PROBLEM DETAILS: Copy out the entries below in full and exactly.

--- Start RECORDS SHOWN ---

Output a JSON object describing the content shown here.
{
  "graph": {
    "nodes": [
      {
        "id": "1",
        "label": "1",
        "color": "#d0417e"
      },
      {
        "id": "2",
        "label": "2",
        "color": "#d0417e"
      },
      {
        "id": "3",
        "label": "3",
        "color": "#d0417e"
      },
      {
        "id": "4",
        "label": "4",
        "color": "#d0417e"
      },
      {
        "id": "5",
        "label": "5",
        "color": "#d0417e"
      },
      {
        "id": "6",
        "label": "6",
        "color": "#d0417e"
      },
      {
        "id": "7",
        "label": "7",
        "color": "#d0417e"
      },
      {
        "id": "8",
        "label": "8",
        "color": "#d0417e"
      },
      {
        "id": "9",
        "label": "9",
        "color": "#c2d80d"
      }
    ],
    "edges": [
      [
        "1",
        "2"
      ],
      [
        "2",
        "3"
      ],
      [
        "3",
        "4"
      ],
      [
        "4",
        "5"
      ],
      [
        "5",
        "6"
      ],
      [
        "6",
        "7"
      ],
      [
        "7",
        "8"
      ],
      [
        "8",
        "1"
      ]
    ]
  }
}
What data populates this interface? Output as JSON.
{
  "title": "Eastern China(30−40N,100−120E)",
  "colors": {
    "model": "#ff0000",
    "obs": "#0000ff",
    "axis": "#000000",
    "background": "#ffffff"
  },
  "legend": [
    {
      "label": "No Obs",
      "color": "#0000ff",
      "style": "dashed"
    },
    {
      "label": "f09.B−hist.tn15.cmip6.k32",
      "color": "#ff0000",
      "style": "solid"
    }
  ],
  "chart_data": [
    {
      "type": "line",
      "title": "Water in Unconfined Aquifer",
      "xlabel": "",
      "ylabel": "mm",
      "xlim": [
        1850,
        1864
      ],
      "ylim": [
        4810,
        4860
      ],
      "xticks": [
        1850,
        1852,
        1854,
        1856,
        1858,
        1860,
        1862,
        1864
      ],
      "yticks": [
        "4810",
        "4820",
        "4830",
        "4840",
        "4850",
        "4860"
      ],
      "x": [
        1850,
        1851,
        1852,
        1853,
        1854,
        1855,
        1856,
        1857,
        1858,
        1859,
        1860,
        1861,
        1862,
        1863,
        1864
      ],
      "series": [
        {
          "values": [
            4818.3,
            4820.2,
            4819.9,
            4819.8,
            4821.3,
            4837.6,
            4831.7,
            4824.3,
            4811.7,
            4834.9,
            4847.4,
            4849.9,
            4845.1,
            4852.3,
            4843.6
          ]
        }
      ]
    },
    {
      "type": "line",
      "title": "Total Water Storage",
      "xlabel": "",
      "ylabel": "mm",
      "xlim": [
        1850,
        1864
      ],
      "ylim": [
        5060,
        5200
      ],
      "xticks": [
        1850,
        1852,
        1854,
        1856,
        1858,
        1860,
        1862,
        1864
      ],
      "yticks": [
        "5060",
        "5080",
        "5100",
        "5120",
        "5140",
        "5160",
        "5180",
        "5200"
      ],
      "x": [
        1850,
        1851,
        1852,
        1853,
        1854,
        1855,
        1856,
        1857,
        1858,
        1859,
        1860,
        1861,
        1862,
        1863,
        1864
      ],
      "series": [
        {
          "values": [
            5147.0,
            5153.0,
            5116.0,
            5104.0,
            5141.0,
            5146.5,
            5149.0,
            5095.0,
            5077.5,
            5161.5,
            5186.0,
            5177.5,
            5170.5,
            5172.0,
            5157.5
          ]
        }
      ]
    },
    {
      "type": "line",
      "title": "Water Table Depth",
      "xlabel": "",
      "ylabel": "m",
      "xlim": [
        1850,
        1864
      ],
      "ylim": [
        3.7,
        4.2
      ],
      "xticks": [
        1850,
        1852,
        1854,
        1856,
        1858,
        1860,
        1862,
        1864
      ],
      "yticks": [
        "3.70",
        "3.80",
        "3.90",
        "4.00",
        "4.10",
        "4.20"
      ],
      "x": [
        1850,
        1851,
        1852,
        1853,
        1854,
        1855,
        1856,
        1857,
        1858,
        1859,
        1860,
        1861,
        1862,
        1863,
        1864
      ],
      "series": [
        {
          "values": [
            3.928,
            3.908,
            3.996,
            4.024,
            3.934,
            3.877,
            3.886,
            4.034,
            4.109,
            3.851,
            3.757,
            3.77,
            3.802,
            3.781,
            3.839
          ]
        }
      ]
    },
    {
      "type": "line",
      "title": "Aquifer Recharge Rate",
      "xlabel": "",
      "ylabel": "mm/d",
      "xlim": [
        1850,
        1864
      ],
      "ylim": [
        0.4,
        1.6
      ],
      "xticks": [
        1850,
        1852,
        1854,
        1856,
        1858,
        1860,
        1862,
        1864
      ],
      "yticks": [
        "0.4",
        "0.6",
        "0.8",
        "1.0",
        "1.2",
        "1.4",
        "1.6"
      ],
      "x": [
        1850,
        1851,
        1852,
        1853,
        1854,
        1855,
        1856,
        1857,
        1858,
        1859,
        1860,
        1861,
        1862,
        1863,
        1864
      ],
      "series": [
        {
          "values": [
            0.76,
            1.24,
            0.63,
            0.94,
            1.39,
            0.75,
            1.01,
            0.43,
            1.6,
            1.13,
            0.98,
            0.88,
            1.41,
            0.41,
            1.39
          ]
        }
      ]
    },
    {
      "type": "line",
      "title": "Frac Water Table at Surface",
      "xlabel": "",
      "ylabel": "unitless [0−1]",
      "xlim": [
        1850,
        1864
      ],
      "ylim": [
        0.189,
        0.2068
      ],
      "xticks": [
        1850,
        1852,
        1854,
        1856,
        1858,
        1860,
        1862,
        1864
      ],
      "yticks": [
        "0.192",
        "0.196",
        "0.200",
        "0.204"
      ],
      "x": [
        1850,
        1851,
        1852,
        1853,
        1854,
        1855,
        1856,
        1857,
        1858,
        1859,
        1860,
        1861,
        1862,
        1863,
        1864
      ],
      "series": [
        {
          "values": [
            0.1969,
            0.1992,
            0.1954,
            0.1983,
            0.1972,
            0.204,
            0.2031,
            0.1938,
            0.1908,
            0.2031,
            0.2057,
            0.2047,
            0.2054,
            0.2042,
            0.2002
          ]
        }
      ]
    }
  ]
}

--- End RECORDS SHOWN ---

OUTPUT OF THE TASK:
Output a JSON object describing the content shown here.
{
  "graph": {
    "nodes": [
      {
        "id": "1",
        "label": "1",
        "color": "#d0417e"
      },
      {
        "id": "2",
        "label": "2",
        "color": "#d0417e"
      },
      {
        "id": "3",
        "label": "3",
        "color": "#d0417e"
      },
      {
        "id": "4",
        "label": "4",
        "color": "#d0417e"
      },
      {
        "id": "5",
        "label": "5",
        "color": "#d0417e"
      },
      {
        "id": "6",
        "label": "6",
        "color": "#d0417e"
      },
      {
        "id": "7",
        "label": "7",
        "color": "#d0417e"
      },
      {
        "id": "8",
        "label": "8",
        "color": "#d0417e"
      },
      {
        "id": "9",
        "label": "9",
        "color": "#c2d80d"
      }
    ],
    "edges": [
      [
        "1",
        "2"
      ],
      [
        "2",
        "3"
      ],
      [
        "3",
        "4"
      ],
      [
        "4",
        "5"
      ],
      [
        "5",
        "6"
      ],
      [
        "6",
        "7"
      ],
      [
        "7",
        "8"
      ],
      [
        "8",
        "1"
      ]
    ]
  }
}
What data populates this interface? Output as JSON.
{
  "title": "Eastern China(30−40N,100−120E)",
  "colors": {
    "model": "#ff0000",
    "obs": "#0000ff",
    "axis": "#000000",
    "background": "#ffffff"
  },
  "legend": [
    {
      "label": "No Obs",
      "color": "#0000ff",
      "style": "dashed"
    },
    {
      "label": "f09.B−hist.tn15.cmip6.k32",
      "color": "#ff0000",
      "style": "solid"
    }
  ],
  "chart_data": [
    {
      "type": "line",
      "title": "Water in Unconfined Aquifer",
      "xlabel": "",
      "ylabel": "mm",
      "xlim": [
        1850,
        1864
      ],
      "ylim": [
        4810,
        4860
      ],
      "xticks": [
        1850,
        1852,
        1854,
        1856,
        1858,
        1860,
        1862,
        1864
      ],
      "yticks": [
        "4810",
        "4820",
        "4830",
        "4840",
        "4850",
        "4860"
      ],
      "x": [
        1850,
        1851,
        1852,
        1853,
        1854,
        1855,
        1856,
        1857,
        1858,
        1859,
        1860,
        1861,
        1862,
        1863,
        1864
      ],
      "series": [
        {
          "values": [
            4818.3,
            4820.2,
            4819.9,
            4819.8,
            4821.3,
            4837.6,
            4831.7,
            4824.3,
            4811.7,
            4834.9,
            4847.4,
            4849.9,
            4845.1,
            4852.3,
            4843.6
          ]
        }
      ]
    },
    {
      "type": "line",
      "title": "Total Water Storage",
      "xlabel": "",
      "ylabel": "mm",
      "xlim": [
        1850,
        1864
      ],
      "ylim": [
        5060,
        5200
      ],
      "xticks": [
        1850,
        1852,
        1854,
        1856,
        1858,
        1860,
        1862,
        1864
      ],
      "yticks": [
        "5060",
        "5080",
        "5100",
        "5120",
        "5140",
        "5160",
        "5180",
        "5200"
      ],
      "x": [
        1850,
        1851,
        1852,
        1853,
        1854,
        1855,
        1856,
        1857,
        1858,
        1859,
        1860,
        1861,
        1862,
        1863,
        1864
      ],
      "series": [
        {
          "values": [
            5147.0,
            5153.0,
            5116.0,
            5104.0,
            5141.0,
            5146.5,
            5149.0,
            5095.0,
            5077.5,
            5161.5,
            5186.0,
            5177.5,
            5170.5,
            5172.0,
            5157.5
          ]
        }
      ]
    },
    {
      "type": "line",
      "title": "Water Table Depth",
      "xlabel": "",
      "ylabel": "m",
      "xlim": [
        1850,
        1864
      ],
      "ylim": [
        3.7,
        4.2
      ],
      "xticks": [
        1850,
        1852,
        1854,
        1856,
        1858,
        1860,
        1862,
        1864
      ],
      "yticks": [
        "3.70",
        "3.80",
        "3.90",
        "4.00",
        "4.10",
        "4.20"
      ],
      "x": [
        1850,
        1851,
        1852,
        1853,
        1854,
        1855,
        1856,
        1857,
        1858,
        1859,
        1860,
        1861,
        1862,
        1863,
        1864
      ],
      "series": [
        {
          "values": [
            3.928,
            3.908,
            3.996,
            4.024,
            3.934,
            3.877,
            3.886,
            4.034,
            4.109,
            3.851,
            3.757,
            3.77,
            3.802,
            3.781,
            3.839
          ]
        }
      ]
    },
    {
      "type": "line",
      "title": "Aquifer Recharge Rate",
      "xlabel": "",
      "ylabel": "mm/d",
      "xlim": [
        1850,
        1864
      ],
      "ylim": [
        0.4,
        1.6
      ],
      "xticks": [
        1850,
        1852,
        1854,
        1856,
        1858,
        1860,
        1862,
        1864
      ],
      "yticks": [
        "0.4",
        "0.6",
        "0.8",
        "1.0",
        "1.2",
        "1.4",
        "1.6"
      ],
      "x": [
        1850,
        1851,
        1852,
        1853,
        1854,
        1855,
        1856,
        1857,
        1858,
        1859,
        1860,
        1861,
        1862,
        1863,
        1864
      ],
      "series": [
        {
          "values": [
            0.76,
            1.24,
            0.63,
            0.94,
            1.39,
            0.75,
            1.01,
            0.43,
            1.6,
            1.13,
            0.98,
            0.88,
            1.41,
            0.41,
            1.39
          ]
        }
      ]
    },
    {
      "type": "line",
      "title": "Frac Water Table at Surface",
      "xlabel": "",
      "ylabel": "unitless [0−1]",
      "xlim": [
        1850,
        1864
      ],
      "ylim": [
        0.189,
        0.2068
      ],
      "xticks": [
        1850,
        1852,
        1854,
        1856,
        1858,
        1860,
        1862,
        1864
      ],
      "yticks": [
        "0.192",
        "0.196",
        "0.200",
        "0.204"
      ],
      "x": [
        1850,
        1851,
        1852,
        1853,
        1854,
        1855,
        1856,
        1857,
        1858,
        1859,
        1860,
        1861,
        1862,
        1863,
        1864
      ],
      "series": [
        {
          "values": [
            0.1969,
            0.1992,
            0.1954,
            0.1983,
            0.1972,
            0.204,
            0.2031,
            0.1938,
            0.1908,
            0.2031,
            0.2057,
            0.2047,
            0.2054,
            0.2042,
            0.2002
          ]
        }
      ]
    }
  ]
}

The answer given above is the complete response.